**EXERCISE OBJECTIVE**
Of all the lines in the records below, how many hold the word "заявителю"? Give the number alone.

**MATERIAL FOR THIS EXERCISE**
******

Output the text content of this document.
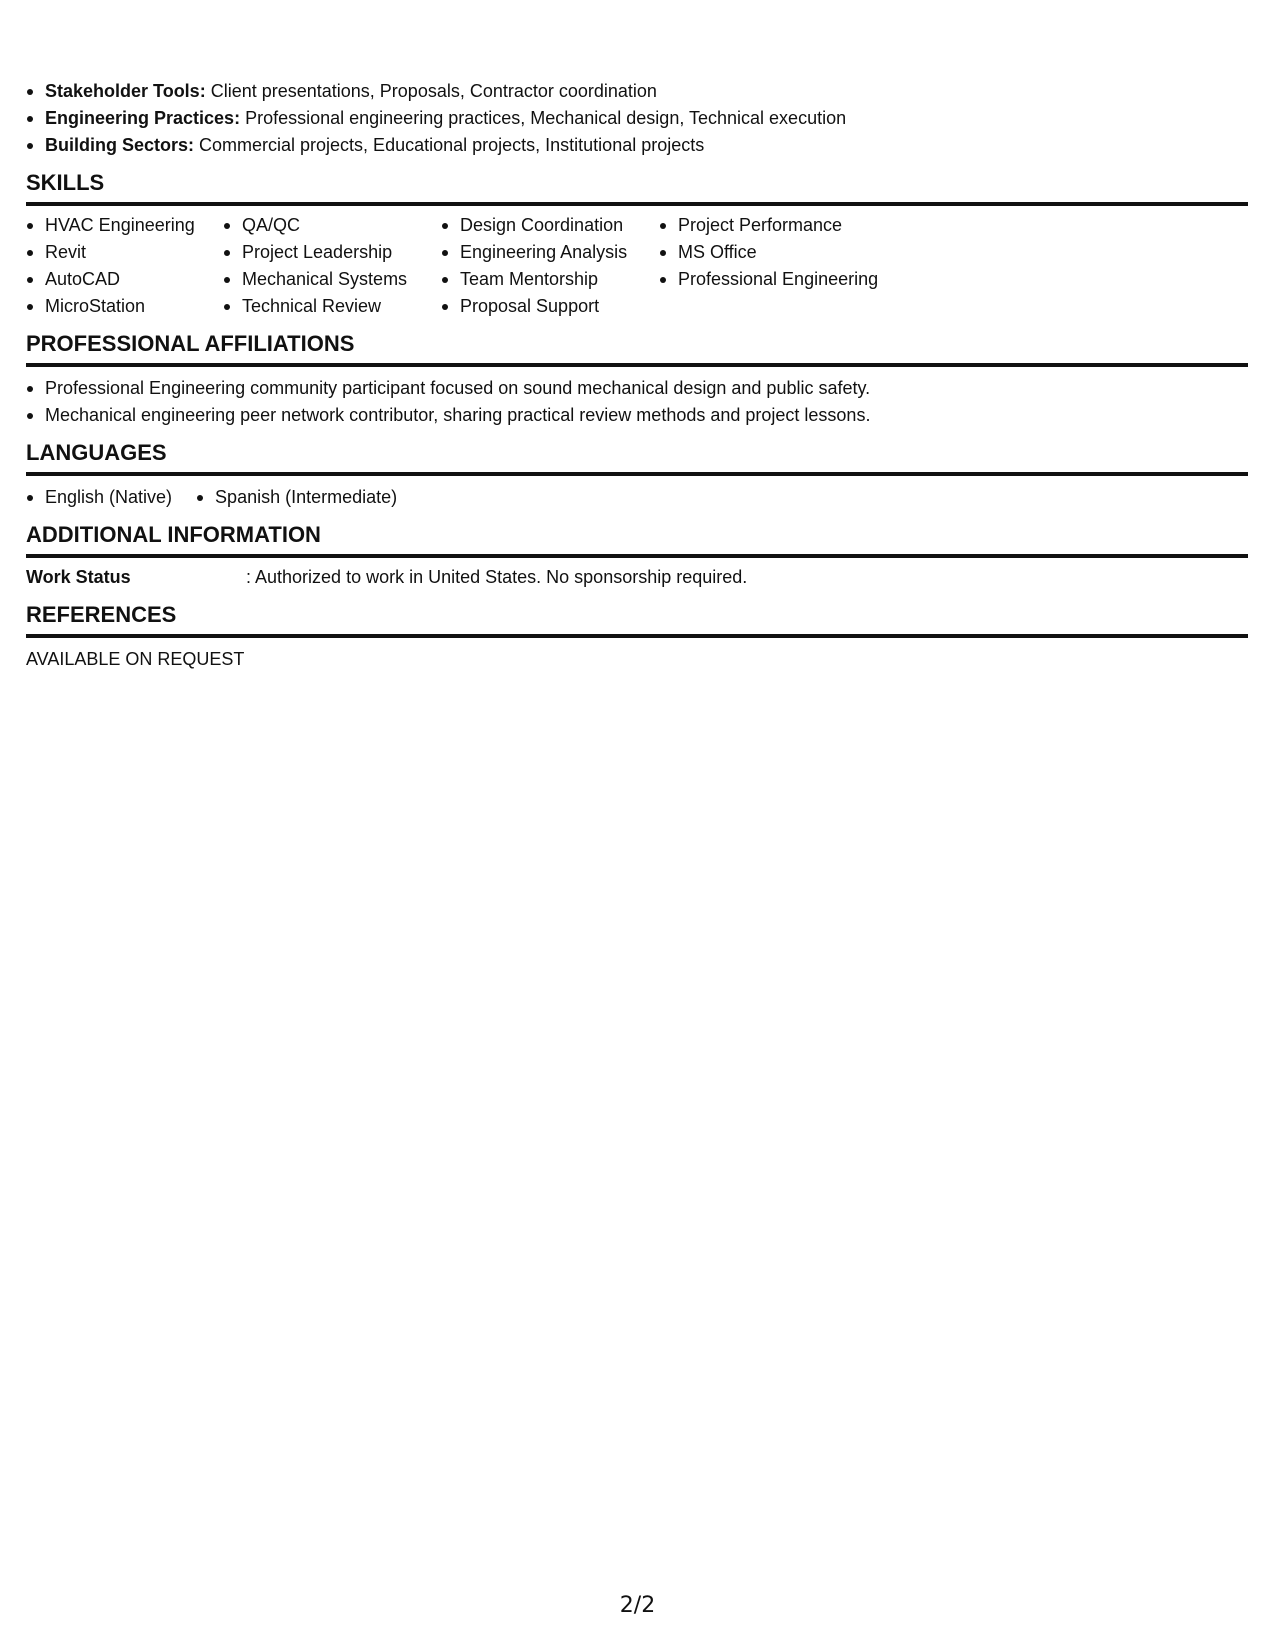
Stakeholder Tools: Client presentations, Proposals, Contractor coordination
Engineering Practices: Professional engineering practices, Mechanical design, Technical execution
Building Sectors: Commercial projects, Educational projects, Institutional projects
SKILLS
HVAC Engineering
Revit
AutoCAD
MicroStation
QA/QC
Project Leadership
Mechanical Systems
Technical Review
Design Coordination
Engineering Analysis
Team Mentorship
Proposal Support
Project Performance
MS Office
Professional Engineering
PROFESSIONAL AFFILIATIONS
Professional Engineering community participant focused on sound mechanical design and public safety.
Mechanical engineering peer network contributor, sharing practical review methods and project lessons.
LANGUAGES
English (Native)	Spanish (Intermediate)
ADDITIONAL INFORMATION
Work Status	: Authorized to work in United States. No sponsorship required.
REFERENCES
AVAILABLE ON REQUEST
2/2
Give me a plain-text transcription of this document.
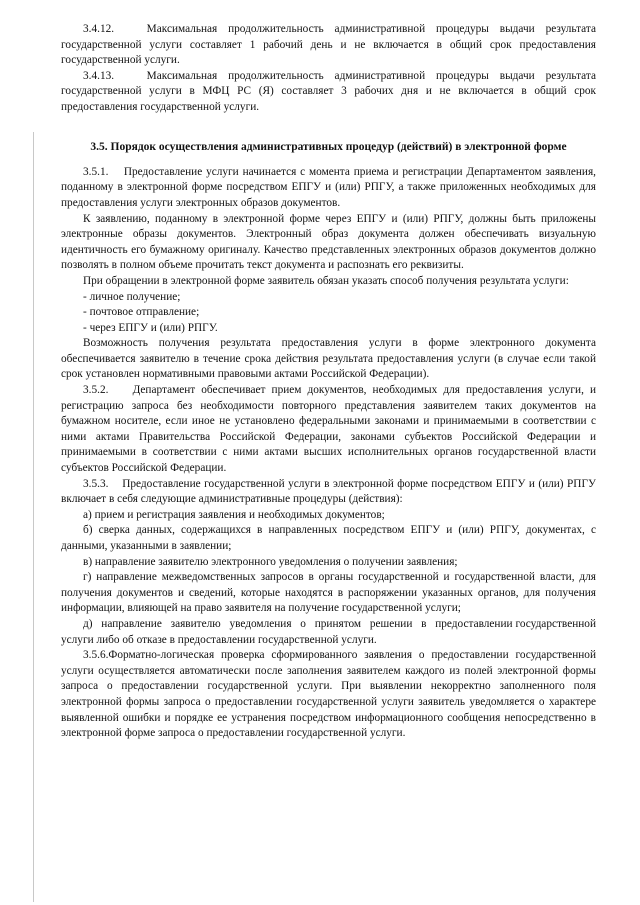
3.4.12.   Максимальная продолжительность административной процедуры выдачи результата государственной услуги составляет 1 рабочий день и не включается в общий срок предоставления государственной услуги.

3.4.13.   Максимальная продолжительность административной процедуры выдачи результата государственной услуги в МФЦ РС (Я) составляет 3 рабочих дня и не включается в общий срок предоставления государственной услуги.

3.5. Порядок осуществления административных процедур (действий) в электронной форме

3.5.1.    Предоставление услуги начинается с момента приема и регистрации Департаментом заявления, поданному в электронной форме посредством ЕПГУ и (или) РПГУ, а также приложенных необходимых для предоставления услуги электронных образов документов.

К заявлению, поданному в электронной форме через ЕПГУ и (или) РПГУ, должны быть приложены электронные образы документов. Электронный образ документа должен обеспечивать визуальную идентичность его бумажному оригиналу. Качество представленных электронных образов документов должно позволять в полном объеме прочитать текст документа и распознать его реквизиты.

При обращении в электронной форме заявитель обязан указать способ получения результата услуги:

- личное получение;

- почтовое отправление;

- через ЕПГУ и (или) РПГУ.

Возможность получения результата предоставления услуги в форме электронного документа обеспечивается заявителю в течение срока действия результата предоставления услуги (в случае если такой срок установлен нормативными правовыми актами Российской Федерации).

3.5.2.    Департамент обеспечивает прием документов, необходимых для предоставления услуги, и регистрацию запроса без необходимости повторного представления заявителем таких документов на бумажном носителе, если иное не установлено федеральными законами и принимаемыми в соответствии с ними актами Правительства Российской Федерации, законами субъектов Российской Федерации и принимаемыми в соответствии с ними актами высших исполнительных органов государственной власти субъектов Российской Федерации.

3.5.3.    Предоставление государственной услуги в электронной форме посредством ЕПГУ и (или) РПГУ включает в себя следующие административные процедуры (действия):

а) прием и регистрация заявления и необходимых документов;

б) сверка данных, содержащихся в направленных посредством ЕПГУ и (или) РПГУ, документах, с данными, указанными в заявлении;

в) направление заявителю электронного уведомления о получении заявления;

г) направление межведомственных запросов в органы государственной и государственной власти, для получения документов и сведений, которые находятся в распоряжении указанных органов, для получения информации, влияющей на право заявителя на получение государственной услуги;

д)   направление   заявителю   уведомления   о   принятом   решении   в   предоставлении государственной услуги либо об отказе в предоставлении государственной услуги.

3.5.6.Форматно-логическая проверка сформированного заявления о предоставлении государственной услуги осуществляется автоматически после заполнения заявителем каждого из полей электронной формы запроса о предоставлении государственной услуги. При выявлении некорректно заполненного поля электронной формы запроса о предоставлении государственной услуги заявитель уведомляется о характере выявленной ошибки и порядке ее устранения посредством информационного сообщения непосредственно в электронной форме запроса о предоставлении государственной услуги.
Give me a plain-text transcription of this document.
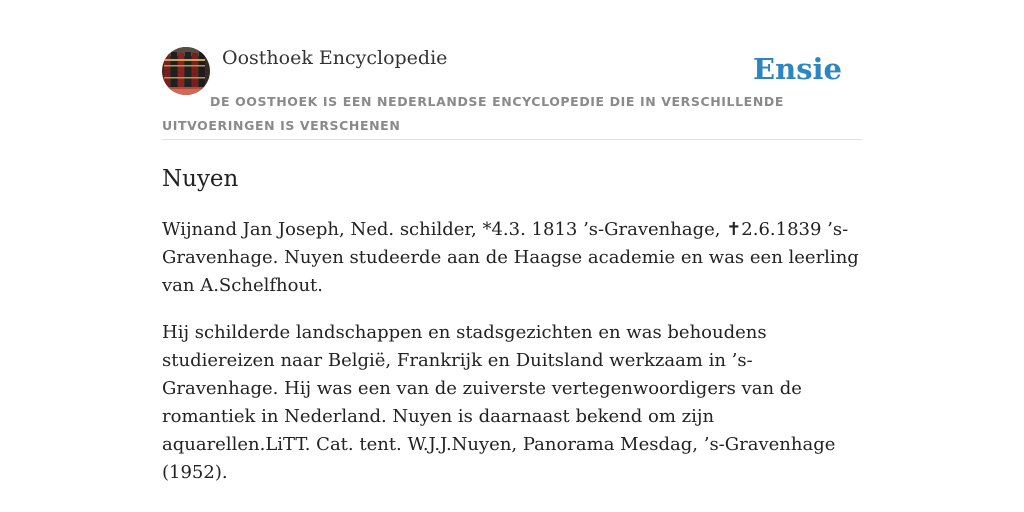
Oosthoek Encyclopedie	Ensie
DE OOSTHOEK IS EEN NEDERLANDSE ENCYCLOPEDIE DIE IN VERSCHILLENDE UITVOERINGEN IS VERSCHENEN
Nuyen

Wijnand Jan Joseph, Ned. schilder, *4.3. 1813 ’s-Gravenhage, ✝2.6.1839 ’s-Gravenhage. Nuyen studeerde aan de Haagse academie en was een leerling van A.Schelfhout.

Hij schilderde landschappen en stadsgezichten en was behoudens studiereizen naar België, Frankrijk en Duitsland werkzaam in ’s-Gravenhage. Hij was een van de zuiverste vertegenwoordigers van de romantiek in Nederland. Nuyen is daarnaast bekend om zijn aquarellen.LiTT. Cat. tent. W.J.J.Nuyen, Panorama Mesdag, ’s-Gravenhage (1952).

******

**RESULT FOR THIS TASK**
3